■ OBJECTIVE ■
Reproduce all entries precisely as they are written.
:: DATA SECTION
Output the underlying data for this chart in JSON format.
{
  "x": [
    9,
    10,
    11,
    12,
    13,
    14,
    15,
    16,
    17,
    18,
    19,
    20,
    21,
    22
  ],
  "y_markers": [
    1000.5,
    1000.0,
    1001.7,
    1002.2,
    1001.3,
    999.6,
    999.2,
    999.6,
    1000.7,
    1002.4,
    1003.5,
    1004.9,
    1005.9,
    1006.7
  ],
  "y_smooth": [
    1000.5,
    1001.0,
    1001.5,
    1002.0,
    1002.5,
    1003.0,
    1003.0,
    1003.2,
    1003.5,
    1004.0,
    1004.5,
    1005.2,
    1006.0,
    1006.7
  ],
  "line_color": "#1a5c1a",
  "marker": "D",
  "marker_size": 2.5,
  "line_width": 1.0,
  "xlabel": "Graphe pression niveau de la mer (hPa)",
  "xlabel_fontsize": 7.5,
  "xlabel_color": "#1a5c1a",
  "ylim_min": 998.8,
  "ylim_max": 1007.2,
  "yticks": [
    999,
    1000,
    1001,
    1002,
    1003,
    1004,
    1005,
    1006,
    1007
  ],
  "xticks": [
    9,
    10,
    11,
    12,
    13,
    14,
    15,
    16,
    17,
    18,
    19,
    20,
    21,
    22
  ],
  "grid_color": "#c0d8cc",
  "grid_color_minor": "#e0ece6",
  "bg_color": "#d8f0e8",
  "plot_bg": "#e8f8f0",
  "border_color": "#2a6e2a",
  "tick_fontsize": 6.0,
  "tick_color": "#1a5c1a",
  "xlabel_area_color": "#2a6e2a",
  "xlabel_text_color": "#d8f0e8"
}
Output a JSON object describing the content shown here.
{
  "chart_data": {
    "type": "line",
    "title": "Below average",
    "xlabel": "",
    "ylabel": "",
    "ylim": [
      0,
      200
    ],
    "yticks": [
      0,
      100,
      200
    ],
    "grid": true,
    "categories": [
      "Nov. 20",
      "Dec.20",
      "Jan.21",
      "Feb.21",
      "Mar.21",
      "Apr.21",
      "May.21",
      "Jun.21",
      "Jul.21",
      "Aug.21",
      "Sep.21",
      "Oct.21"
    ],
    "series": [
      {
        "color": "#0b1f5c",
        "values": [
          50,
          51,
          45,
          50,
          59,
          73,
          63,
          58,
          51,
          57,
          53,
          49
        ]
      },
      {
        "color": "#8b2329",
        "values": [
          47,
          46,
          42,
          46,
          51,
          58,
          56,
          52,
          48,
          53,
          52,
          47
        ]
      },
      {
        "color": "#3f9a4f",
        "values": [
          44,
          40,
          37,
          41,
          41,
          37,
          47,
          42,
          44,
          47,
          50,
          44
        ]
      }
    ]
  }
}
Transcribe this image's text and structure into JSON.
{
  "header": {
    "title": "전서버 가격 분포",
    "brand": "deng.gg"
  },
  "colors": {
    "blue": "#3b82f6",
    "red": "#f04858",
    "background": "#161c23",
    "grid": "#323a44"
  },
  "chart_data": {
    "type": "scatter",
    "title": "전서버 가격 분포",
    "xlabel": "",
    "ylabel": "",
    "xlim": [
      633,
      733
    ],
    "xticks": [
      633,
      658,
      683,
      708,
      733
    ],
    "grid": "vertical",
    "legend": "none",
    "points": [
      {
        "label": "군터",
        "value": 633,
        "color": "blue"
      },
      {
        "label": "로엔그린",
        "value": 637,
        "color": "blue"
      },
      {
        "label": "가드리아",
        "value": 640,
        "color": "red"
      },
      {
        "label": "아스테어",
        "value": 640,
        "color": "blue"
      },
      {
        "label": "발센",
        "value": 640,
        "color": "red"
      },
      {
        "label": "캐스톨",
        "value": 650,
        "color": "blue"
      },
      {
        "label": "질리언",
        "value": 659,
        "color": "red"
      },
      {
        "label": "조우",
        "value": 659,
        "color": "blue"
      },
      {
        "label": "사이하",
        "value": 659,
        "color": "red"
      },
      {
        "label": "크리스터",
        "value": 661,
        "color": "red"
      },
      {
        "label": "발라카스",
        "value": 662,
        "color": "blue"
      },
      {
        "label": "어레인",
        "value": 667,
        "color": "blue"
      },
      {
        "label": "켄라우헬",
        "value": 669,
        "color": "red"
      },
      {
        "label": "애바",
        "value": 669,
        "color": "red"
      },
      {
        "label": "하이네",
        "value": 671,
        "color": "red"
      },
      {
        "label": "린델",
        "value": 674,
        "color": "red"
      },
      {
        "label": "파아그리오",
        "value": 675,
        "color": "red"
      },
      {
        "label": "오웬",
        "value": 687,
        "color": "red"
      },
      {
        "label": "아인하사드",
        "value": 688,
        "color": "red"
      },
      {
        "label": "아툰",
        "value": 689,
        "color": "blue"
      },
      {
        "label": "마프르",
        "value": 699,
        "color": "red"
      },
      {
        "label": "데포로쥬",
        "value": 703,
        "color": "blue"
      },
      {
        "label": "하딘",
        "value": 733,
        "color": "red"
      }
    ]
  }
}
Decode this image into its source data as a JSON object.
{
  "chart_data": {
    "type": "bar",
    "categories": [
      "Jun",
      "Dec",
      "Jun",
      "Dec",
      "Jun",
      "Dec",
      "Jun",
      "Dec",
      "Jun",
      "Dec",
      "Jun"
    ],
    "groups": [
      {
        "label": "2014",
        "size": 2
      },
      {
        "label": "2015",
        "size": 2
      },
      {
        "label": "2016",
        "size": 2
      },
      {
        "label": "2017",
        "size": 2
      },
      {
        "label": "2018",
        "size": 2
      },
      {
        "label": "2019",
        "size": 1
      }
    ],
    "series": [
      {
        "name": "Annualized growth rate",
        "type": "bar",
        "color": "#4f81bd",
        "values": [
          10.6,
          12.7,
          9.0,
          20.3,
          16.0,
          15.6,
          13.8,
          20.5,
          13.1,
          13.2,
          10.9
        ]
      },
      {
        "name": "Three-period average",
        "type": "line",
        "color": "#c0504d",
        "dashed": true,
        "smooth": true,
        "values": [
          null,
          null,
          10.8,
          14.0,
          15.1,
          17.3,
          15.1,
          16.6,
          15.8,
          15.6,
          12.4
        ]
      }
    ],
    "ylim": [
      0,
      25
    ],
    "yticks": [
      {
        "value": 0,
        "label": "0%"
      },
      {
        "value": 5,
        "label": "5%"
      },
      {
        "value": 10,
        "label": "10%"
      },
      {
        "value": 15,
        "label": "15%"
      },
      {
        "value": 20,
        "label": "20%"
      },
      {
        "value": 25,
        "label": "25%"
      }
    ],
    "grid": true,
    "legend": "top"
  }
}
::::
■ SOLUTION FOR THIS EXERCISE ■
Output the underlying data for this chart in JSON format.
{
  "x": [
    9,
    10,
    11,
    12,
    13,
    14,
    15,
    16,
    17,
    18,
    19,
    20,
    21,
    22
  ],
  "y_markers": [
    1000.5,
    1000.0,
    1001.7,
    1002.2,
    1001.3,
    999.6,
    999.2,
    999.6,
    1000.7,
    1002.4,
    1003.5,
    1004.9,
    1005.9,
    1006.7
  ],
  "y_smooth": [
    1000.5,
    1001.0,
    1001.5,
    1002.0,
    1002.5,
    1003.0,
    1003.0,
    1003.2,
    1003.5,
    1004.0,
    1004.5,
    1005.2,
    1006.0,
    1006.7
  ],
  "line_color": "#1a5c1a",
  "marker": "D",
  "marker_size": 2.5,
  "line_width": 1.0,
  "xlabel": "Graphe pression niveau de la mer (hPa)",
  "xlabel_fontsize": 7.5,
  "xlabel_color": "#1a5c1a",
  "ylim_min": 998.8,
  "ylim_max": 1007.2,
  "yticks": [
    999,
    1000,
    1001,
    1002,
    1003,
    1004,
    1005,
    1006,
    1007
  ],
  "xticks": [
    9,
    10,
    11,
    12,
    13,
    14,
    15,
    16,
    17,
    18,
    19,
    20,
    21,
    22
  ],
  "grid_color": "#c0d8cc",
  "grid_color_minor": "#e0ece6",
  "bg_color": "#d8f0e8",
  "plot_bg": "#e8f8f0",
  "border_color": "#2a6e2a",
  "tick_fontsize": 6.0,
  "tick_color": "#1a5c1a",
  "xlabel_area_color": "#2a6e2a",
  "xlabel_text_color": "#d8f0e8"
}
Output a JSON object describing the content shown here.
{
  "chart_data": {
    "type": "line",
    "title": "Below average",
    "xlabel": "",
    "ylabel": "",
    "ylim": [
      0,
      200
    ],
    "yticks": [
      0,
      100,
      200
    ],
    "grid": true,
    "categories": [
      "Nov. 20",
      "Dec.20",
      "Jan.21",
      "Feb.21",
      "Mar.21",
      "Apr.21",
      "May.21",
      "Jun.21",
      "Jul.21",
      "Aug.21",
      "Sep.21",
      "Oct.21"
    ],
    "series": [
      {
        "color": "#0b1f5c",
        "values": [
          50,
          51,
          45,
          50,
          59,
          73,
          63,
          58,
          51,
          57,
          53,
          49
        ]
      },
      {
        "color": "#8b2329",
        "values": [
          47,
          46,
          42,
          46,
          51,
          58,
          56,
          52,
          48,
          53,
          52,
          47
        ]
      },
      {
        "color": "#3f9a4f",
        "values": [
          44,
          40,
          37,
          41,
          41,
          37,
          47,
          42,
          44,
          47,
          50,
          44
        ]
      }
    ]
  }
}
Transcribe this image's text and structure into JSON.
{
  "header": {
    "title": "전서버 가격 분포",
    "brand": "deng.gg"
  },
  "colors": {
    "blue": "#3b82f6",
    "red": "#f04858",
    "background": "#161c23",
    "grid": "#323a44"
  },
  "chart_data": {
    "type": "scatter",
    "title": "전서버 가격 분포",
    "xlabel": "",
    "ylabel": "",
    "xlim": [
      633,
      733
    ],
    "xticks": [
      633,
      658,
      683,
      708,
      733
    ],
    "grid": "vertical",
    "legend": "none",
    "points": [
      {
        "label": "군터",
        "value": 633,
        "color": "blue"
      },
      {
        "label": "로엔그린",
        "value": 637,
        "color": "blue"
      },
      {
        "label": "가드리아",
        "value": 640,
        "color": "red"
      },
      {
        "label": "아스테어",
        "value": 640,
        "color": "blue"
      },
      {
        "label": "발센",
        "value": 640,
        "color": "red"
      },
      {
        "label": "캐스톨",
        "value": 650,
        "color": "blue"
      },
      {
        "label": "질리언",
        "value": 659,
        "color": "red"
      },
      {
        "label": "조우",
        "value": 659,
        "color": "blue"
      },
      {
        "label": "사이하",
        "value": 659,
        "color": "red"
      },
      {
        "label": "크리스터",
        "value": 661,
        "color": "red"
      },
      {
        "label": "발라카스",
        "value": 662,
        "color": "blue"
      },
      {
        "label": "어레인",
        "value": 667,
        "color": "blue"
      },
      {
        "label": "켄라우헬",
        "value": 669,
        "color": "red"
      },
      {
        "label": "애바",
        "value": 669,
        "color": "red"
      },
      {
        "label": "하이네",
        "value": 671,
        "color": "red"
      },
      {
        "label": "린델",
        "value": 674,
        "color": "red"
      },
      {
        "label": "파아그리오",
        "value": 675,
        "color": "red"
      },
      {
        "label": "오웬",
        "value": 687,
        "color": "red"
      },
      {
        "label": "아인하사드",
        "value": 688,
        "color": "red"
      },
      {
        "label": "아툰",
        "value": 689,
        "color": "blue"
      },
      {
        "label": "마프르",
        "value": 699,
        "color": "red"
      },
      {
        "label": "데포로쥬",
        "value": 703,
        "color": "blue"
      },
      {
        "label": "하딘",
        "value": 733,
        "color": "red"
      }
    ]
  }
}
Decode this image into its source data as a JSON object.
{
  "chart_data": {
    "type": "bar",
    "categories": [
      "Jun",
      "Dec",
      "Jun",
      "Dec",
      "Jun",
      "Dec",
      "Jun",
      "Dec",
      "Jun",
      "Dec",
      "Jun"
    ],
    "groups": [
      {
        "label": "2014",
        "size": 2
      },
      {
        "label": "2015",
        "size": 2
      },
      {
        "label": "2016",
        "size": 2
      },
      {
        "label": "2017",
        "size": 2
      },
      {
        "label": "2018",
        "size": 2
      },
      {
        "label": "2019",
        "size": 1
      }
    ],
    "series": [
      {
        "name": "Annualized growth rate",
        "type": "bar",
        "color": "#4f81bd",
        "values": [
          10.6,
          12.7,
          9.0,
          20.3,
          16.0,
          15.6,
          13.8,
          20.5,
          13.1,
          13.2,
          10.9
        ]
      },
      {
        "name": "Three-period average",
        "type": "line",
        "color": "#c0504d",
        "dashed": true,
        "smooth": true,
        "values": [
          null,
          null,
          10.8,
          14.0,
          15.1,
          17.3,
          15.1,
          16.6,
          15.8,
          15.6,
          12.4
        ]
      }
    ],
    "ylim": [
      0,
      25
    ],
    "yticks": [
      {
        "value": 0,
        "label": "0%"
      },
      {
        "value": 5,
        "label": "5%"
      },
      {
        "value": 10,
        "label": "10%"
      },
      {
        "value": 15,
        "label": "15%"
      },
      {
        "value": 20,
        "label": "20%"
      },
      {
        "value": 25,
        "label": "25%"
      }
    ],
    "grid": true,
    "legend": "top"
  }
}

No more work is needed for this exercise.